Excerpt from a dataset
--- --- ---
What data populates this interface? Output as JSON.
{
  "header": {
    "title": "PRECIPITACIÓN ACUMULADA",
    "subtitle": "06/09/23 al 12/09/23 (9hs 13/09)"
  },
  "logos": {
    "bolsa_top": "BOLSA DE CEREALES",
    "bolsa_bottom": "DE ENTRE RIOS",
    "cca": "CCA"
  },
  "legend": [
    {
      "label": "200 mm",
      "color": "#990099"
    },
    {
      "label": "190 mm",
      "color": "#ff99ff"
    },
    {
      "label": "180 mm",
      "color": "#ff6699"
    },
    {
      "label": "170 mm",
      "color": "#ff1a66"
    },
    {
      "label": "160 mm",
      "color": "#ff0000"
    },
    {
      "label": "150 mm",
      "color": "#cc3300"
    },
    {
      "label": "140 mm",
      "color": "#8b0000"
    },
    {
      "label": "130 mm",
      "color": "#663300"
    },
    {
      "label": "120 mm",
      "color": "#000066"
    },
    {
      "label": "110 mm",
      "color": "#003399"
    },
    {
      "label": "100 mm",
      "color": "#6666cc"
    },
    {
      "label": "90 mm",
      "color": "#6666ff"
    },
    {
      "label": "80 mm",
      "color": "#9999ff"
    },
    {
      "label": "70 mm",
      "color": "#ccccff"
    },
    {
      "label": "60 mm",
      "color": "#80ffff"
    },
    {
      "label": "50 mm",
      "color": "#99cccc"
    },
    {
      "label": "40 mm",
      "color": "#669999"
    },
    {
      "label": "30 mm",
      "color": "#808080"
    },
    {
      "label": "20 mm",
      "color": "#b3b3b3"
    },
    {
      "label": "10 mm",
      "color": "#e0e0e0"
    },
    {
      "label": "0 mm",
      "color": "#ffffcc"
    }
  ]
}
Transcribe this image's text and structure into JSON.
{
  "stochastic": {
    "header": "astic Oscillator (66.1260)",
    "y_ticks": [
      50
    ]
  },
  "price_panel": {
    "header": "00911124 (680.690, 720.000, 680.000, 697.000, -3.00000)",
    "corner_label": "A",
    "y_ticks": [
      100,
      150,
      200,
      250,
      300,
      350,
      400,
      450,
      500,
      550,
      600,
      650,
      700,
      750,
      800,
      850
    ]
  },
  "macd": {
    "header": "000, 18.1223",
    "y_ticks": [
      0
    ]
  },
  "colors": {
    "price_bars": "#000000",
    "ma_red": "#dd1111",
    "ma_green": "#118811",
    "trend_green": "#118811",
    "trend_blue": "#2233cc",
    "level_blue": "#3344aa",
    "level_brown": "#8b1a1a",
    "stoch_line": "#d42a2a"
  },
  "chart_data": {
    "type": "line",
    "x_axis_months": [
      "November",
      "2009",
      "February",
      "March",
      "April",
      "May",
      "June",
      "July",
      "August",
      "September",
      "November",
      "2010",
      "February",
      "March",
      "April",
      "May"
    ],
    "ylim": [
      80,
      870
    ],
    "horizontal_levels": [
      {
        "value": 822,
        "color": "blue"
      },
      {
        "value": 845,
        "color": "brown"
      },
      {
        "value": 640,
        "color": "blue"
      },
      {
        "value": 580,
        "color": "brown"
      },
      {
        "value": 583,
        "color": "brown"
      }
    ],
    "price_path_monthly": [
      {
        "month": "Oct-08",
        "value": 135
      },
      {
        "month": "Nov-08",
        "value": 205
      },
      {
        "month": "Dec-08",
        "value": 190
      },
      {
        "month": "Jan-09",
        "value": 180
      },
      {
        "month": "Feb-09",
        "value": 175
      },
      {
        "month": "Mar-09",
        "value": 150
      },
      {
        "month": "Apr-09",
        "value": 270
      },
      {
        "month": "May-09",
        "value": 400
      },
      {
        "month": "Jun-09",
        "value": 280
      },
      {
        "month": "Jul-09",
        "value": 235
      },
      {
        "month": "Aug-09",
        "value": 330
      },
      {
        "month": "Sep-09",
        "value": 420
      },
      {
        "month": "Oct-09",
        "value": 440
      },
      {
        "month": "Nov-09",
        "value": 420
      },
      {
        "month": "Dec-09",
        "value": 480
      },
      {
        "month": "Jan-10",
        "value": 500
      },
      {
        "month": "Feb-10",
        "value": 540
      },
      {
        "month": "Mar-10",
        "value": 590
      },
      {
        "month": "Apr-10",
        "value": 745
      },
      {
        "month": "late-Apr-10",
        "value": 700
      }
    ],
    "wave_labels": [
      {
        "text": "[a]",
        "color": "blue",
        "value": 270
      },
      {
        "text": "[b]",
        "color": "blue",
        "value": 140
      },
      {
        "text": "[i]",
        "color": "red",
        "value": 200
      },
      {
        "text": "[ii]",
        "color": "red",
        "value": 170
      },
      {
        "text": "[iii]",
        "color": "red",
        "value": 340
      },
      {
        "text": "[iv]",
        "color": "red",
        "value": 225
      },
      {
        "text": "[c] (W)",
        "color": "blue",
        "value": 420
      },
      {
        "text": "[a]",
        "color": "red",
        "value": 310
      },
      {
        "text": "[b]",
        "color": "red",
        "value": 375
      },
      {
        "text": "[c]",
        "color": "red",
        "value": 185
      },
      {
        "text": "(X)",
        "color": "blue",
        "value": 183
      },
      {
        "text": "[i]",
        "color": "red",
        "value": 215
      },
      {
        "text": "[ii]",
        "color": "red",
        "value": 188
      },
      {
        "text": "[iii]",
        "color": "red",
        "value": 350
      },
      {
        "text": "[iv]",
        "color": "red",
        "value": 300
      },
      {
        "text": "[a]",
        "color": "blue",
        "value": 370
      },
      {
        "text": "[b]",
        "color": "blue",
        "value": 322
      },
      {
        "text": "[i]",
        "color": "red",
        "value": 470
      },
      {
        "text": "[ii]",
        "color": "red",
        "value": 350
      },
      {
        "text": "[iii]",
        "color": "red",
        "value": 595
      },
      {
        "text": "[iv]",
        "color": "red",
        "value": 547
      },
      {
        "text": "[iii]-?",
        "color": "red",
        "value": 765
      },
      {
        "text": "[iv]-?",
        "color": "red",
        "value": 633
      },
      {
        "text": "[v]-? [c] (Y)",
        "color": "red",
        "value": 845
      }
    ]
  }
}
--- --- ---
▶ _PROMPT_
Exactly as written, please output every entry.

▶ _COMPLETED EXERCISE_
What data populates this interface? Output as JSON.
{
  "header": {
    "title": "PRECIPITACIÓN ACUMULADA",
    "subtitle": "06/09/23 al 12/09/23 (9hs 13/09)"
  },
  "logos": {
    "bolsa_top": "BOLSA DE CEREALES",
    "bolsa_bottom": "DE ENTRE RIOS",
    "cca": "CCA"
  },
  "legend": [
    {
      "label": "200 mm",
      "color": "#990099"
    },
    {
      "label": "190 mm",
      "color": "#ff99ff"
    },
    {
      "label": "180 mm",
      "color": "#ff6699"
    },
    {
      "label": "170 mm",
      "color": "#ff1a66"
    },
    {
      "label": "160 mm",
      "color": "#ff0000"
    },
    {
      "label": "150 mm",
      "color": "#cc3300"
    },
    {
      "label": "140 mm",
      "color": "#8b0000"
    },
    {
      "label": "130 mm",
      "color": "#663300"
    },
    {
      "label": "120 mm",
      "color": "#000066"
    },
    {
      "label": "110 mm",
      "color": "#003399"
    },
    {
      "label": "100 mm",
      "color": "#6666cc"
    },
    {
      "label": "90 mm",
      "color": "#6666ff"
    },
    {
      "label": "80 mm",
      "color": "#9999ff"
    },
    {
      "label": "70 mm",
      "color": "#ccccff"
    },
    {
      "label": "60 mm",
      "color": "#80ffff"
    },
    {
      "label": "50 mm",
      "color": "#99cccc"
    },
    {
      "label": "40 mm",
      "color": "#669999"
    },
    {
      "label": "30 mm",
      "color": "#808080"
    },
    {
      "label": "20 mm",
      "color": "#b3b3b3"
    },
    {
      "label": "10 mm",
      "color": "#e0e0e0"
    },
    {
      "label": "0 mm",
      "color": "#ffffcc"
    }
  ]
}
Transcribe this image's text and structure into JSON.
{
  "stochastic": {
    "header": "astic Oscillator (66.1260)",
    "y_ticks": [
      50
    ]
  },
  "price_panel": {
    "header": "00911124 (680.690, 720.000, 680.000, 697.000, -3.00000)",
    "corner_label": "A",
    "y_ticks": [
      100,
      150,
      200,
      250,
      300,
      350,
      400,
      450,
      500,
      550,
      600,
      650,
      700,
      750,
      800,
      850
    ]
  },
  "macd": {
    "header": "000, 18.1223",
    "y_ticks": [
      0
    ]
  },
  "colors": {
    "price_bars": "#000000",
    "ma_red": "#dd1111",
    "ma_green": "#118811",
    "trend_green": "#118811",
    "trend_blue": "#2233cc",
    "level_blue": "#3344aa",
    "level_brown": "#8b1a1a",
    "stoch_line": "#d42a2a"
  },
  "chart_data": {
    "type": "line",
    "x_axis_months": [
      "November",
      "2009",
      "February",
      "March",
      "April",
      "May",
      "June",
      "July",
      "August",
      "September",
      "November",
      "2010",
      "February",
      "March",
      "April",
      "May"
    ],
    "ylim": [
      80,
      870
    ],
    "horizontal_levels": [
      {
        "value": 822,
        "color": "blue"
      },
      {
        "value": 845,
        "color": "brown"
      },
      {
        "value": 640,
        "color": "blue"
      },
      {
        "value": 580,
        "color": "brown"
      },
      {
        "value": 583,
        "color": "brown"
      }
    ],
    "price_path_monthly": [
      {
        "month": "Oct-08",
        "value": 135
      },
      {
        "month": "Nov-08",
        "value": 205
      },
      {
        "month": "Dec-08",
        "value": 190
      },
      {
        "month": "Jan-09",
        "value": 180
      },
      {
        "month": "Feb-09",
        "value": 175
      },
      {
        "month": "Mar-09",
        "value": 150
      },
      {
        "month": "Apr-09",
        "value": 270
      },
      {
        "month": "May-09",
        "value": 400
      },
      {
        "month": "Jun-09",
        "value": 280
      },
      {
        "month": "Jul-09",
        "value": 235
      },
      {
        "month": "Aug-09",
        "value": 330
      },
      {
        "month": "Sep-09",
        "value": 420
      },
      {
        "month": "Oct-09",
        "value": 440
      },
      {
        "month": "Nov-09",
        "value": 420
      },
      {
        "month": "Dec-09",
        "value": 480
      },
      {
        "month": "Jan-10",
        "value": 500
      },
      {
        "month": "Feb-10",
        "value": 540
      },
      {
        "month": "Mar-10",
        "value": 590
      },
      {
        "month": "Apr-10",
        "value": 745
      },
      {
        "month": "late-Apr-10",
        "value": 700
      }
    ],
    "wave_labels": [
      {
        "text": "[a]",
        "color": "blue",
        "value": 270
      },
      {
        "text": "[b]",
        "color": "blue",
        "value": 140
      },
      {
        "text": "[i]",
        "color": "red",
        "value": 200
      },
      {
        "text": "[ii]",
        "color": "red",
        "value": 170
      },
      {
        "text": "[iii]",
        "color": "red",
        "value": 340
      },
      {
        "text": "[iv]",
        "color": "red",
        "value": 225
      },
      {
        "text": "[c] (W)",
        "color": "blue",
        "value": 420
      },
      {
        "text": "[a]",
        "color": "red",
        "value": 310
      },
      {
        "text": "[b]",
        "color": "red",
        "value": 375
      },
      {
        "text": "[c]",
        "color": "red",
        "value": 185
      },
      {
        "text": "(X)",
        "color": "blue",
        "value": 183
      },
      {
        "text": "[i]",
        "color": "red",
        "value": 215
      },
      {
        "text": "[ii]",
        "color": "red",
        "value": 188
      },
      {
        "text": "[iii]",
        "color": "red",
        "value": 350
      },
      {
        "text": "[iv]",
        "color": "red",
        "value": 300
      },
      {
        "text": "[a]",
        "color": "blue",
        "value": 370
      },
      {
        "text": "[b]",
        "color": "blue",
        "value": 322
      },
      {
        "text": "[i]",
        "color": "red",
        "value": 470
      },
      {
        "text": "[ii]",
        "color": "red",
        "value": 350
      },
      {
        "text": "[iii]",
        "color": "red",
        "value": 595
      },
      {
        "text": "[iv]",
        "color": "red",
        "value": 547
      },
      {
        "text": "[iii]-?",
        "color": "red",
        "value": 765
      },
      {
        "text": "[iv]-?",
        "color": "red",
        "value": 633
      },
      {
        "text": "[v]-? [c] (Y)",
        "color": "red",
        "value": 845
      }
    ]
  }
}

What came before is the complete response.